Data provided

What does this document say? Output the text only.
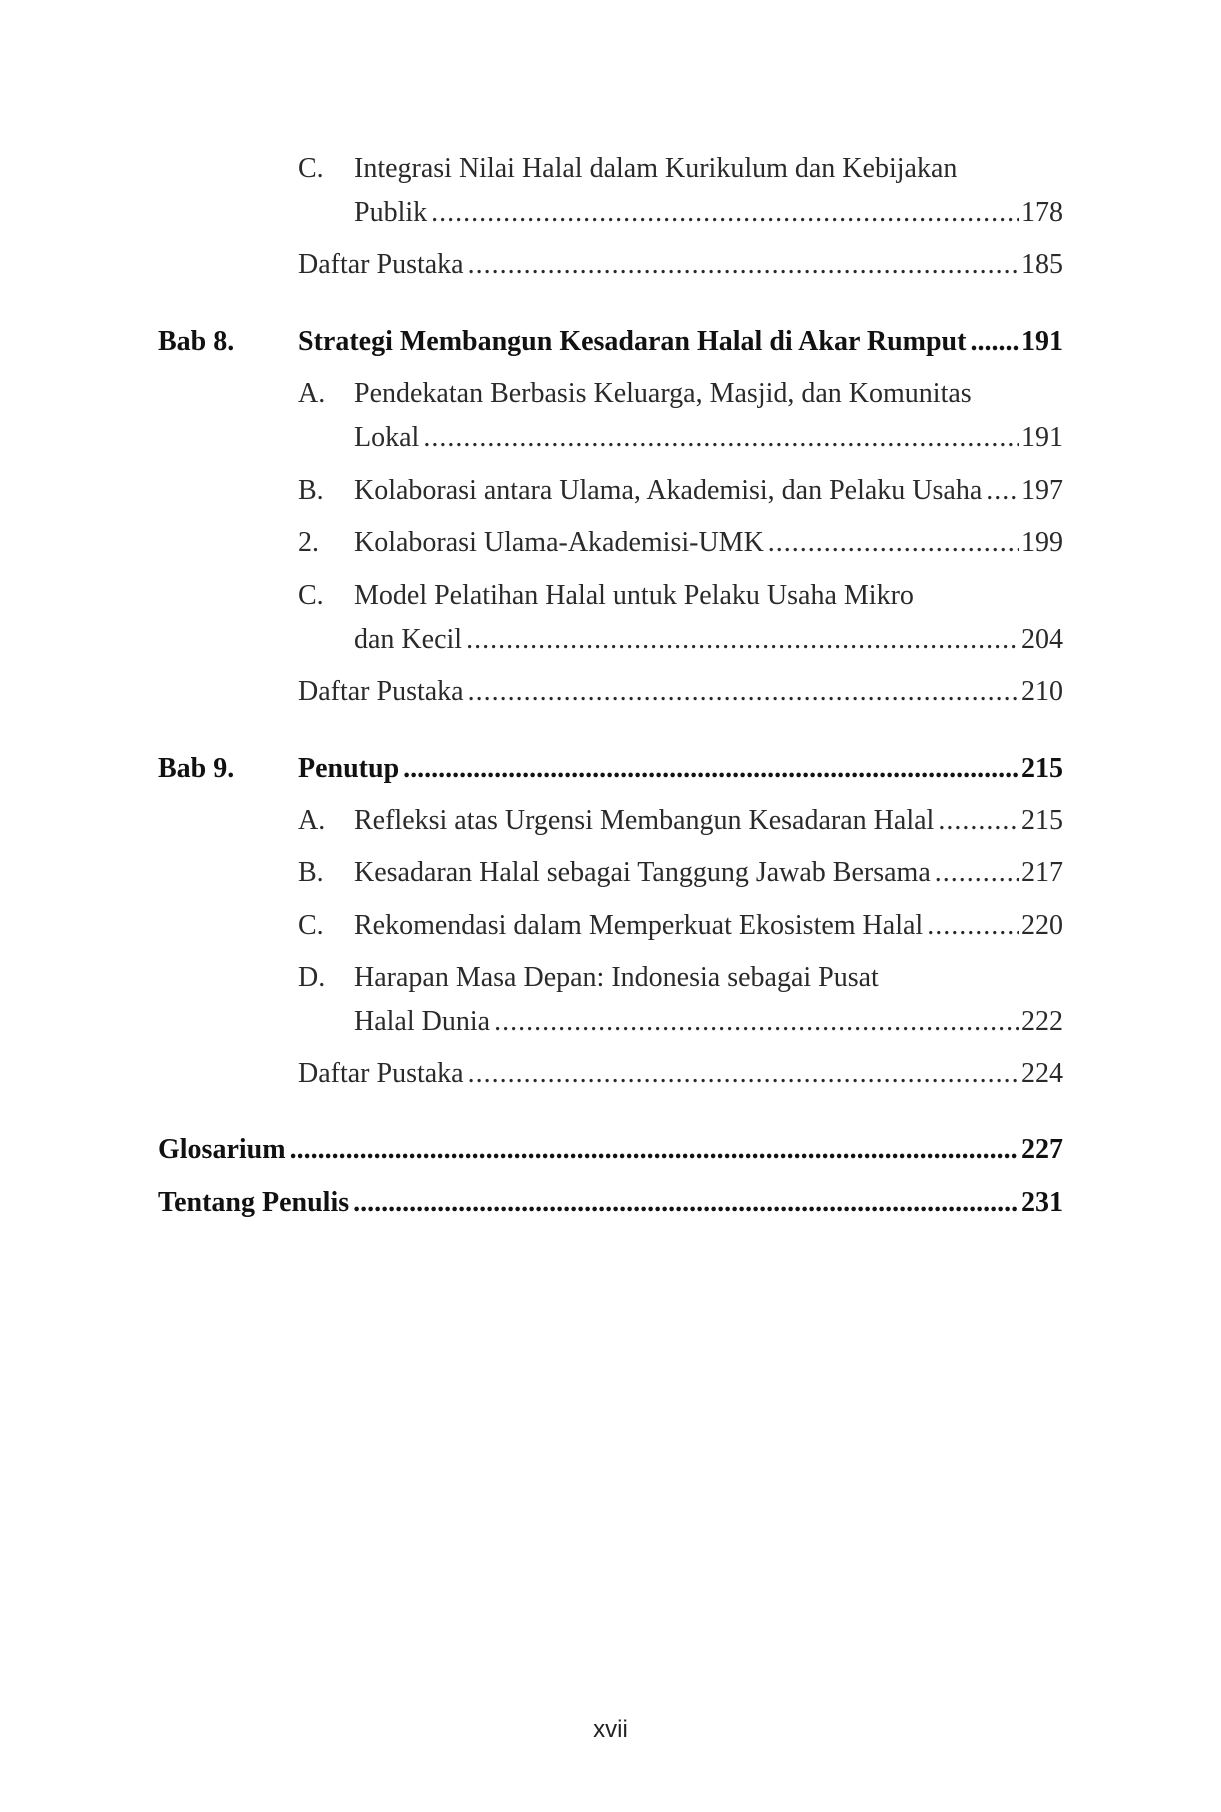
C. Integrasi Nilai Halal dalam Kurikulum dan Kebijakan
Publik . . .	178
Daftar Pustaka . . .	185
Bab 8. Strategi Membangun Kesadaran Halal di Akar Rumput . . . 191
A. Pendekatan Berbasis Keluarga, Masjid, dan Komunitas
Lokal . . .	191
B. Kolaborasi antara Ulama, Akademisi, dan Pelaku Usaha . . . 197
2. Kolaborasi Ulama-Akademisi-UMK . . .	199
C. Model Pelatihan Halal untuk Pelaku Usaha Mikro
dan Kecil . . .	204
Daftar Pustaka . . .	210
Bab 9. Penutup . . .	215
A. Refleksi atas Urgensi Membangun Kesadaran Halal . . .	215
B. Kesadaran Halal sebagai Tanggung Jawab Bersama . . .	217
C. Rekomendasi dalam Memperkuat Ekosistem Halal . . .	220
D. Harapan Masa Depan: Indonesia sebagai Pusat
Halal Dunia . . .	222
Daftar Pustaka . . .	224
Glosarium . . .	227
Tentang Penulis . . .	231
xvii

Job
Return every line above in which the string "Kolaborasi" occurs.

Answer to the problem
B. Kolaborasi antara Ulama, Akademisi, dan Pelaku Usaha . . . 197
2. Kolaborasi Ulama-Akademisi-UMK . . .	199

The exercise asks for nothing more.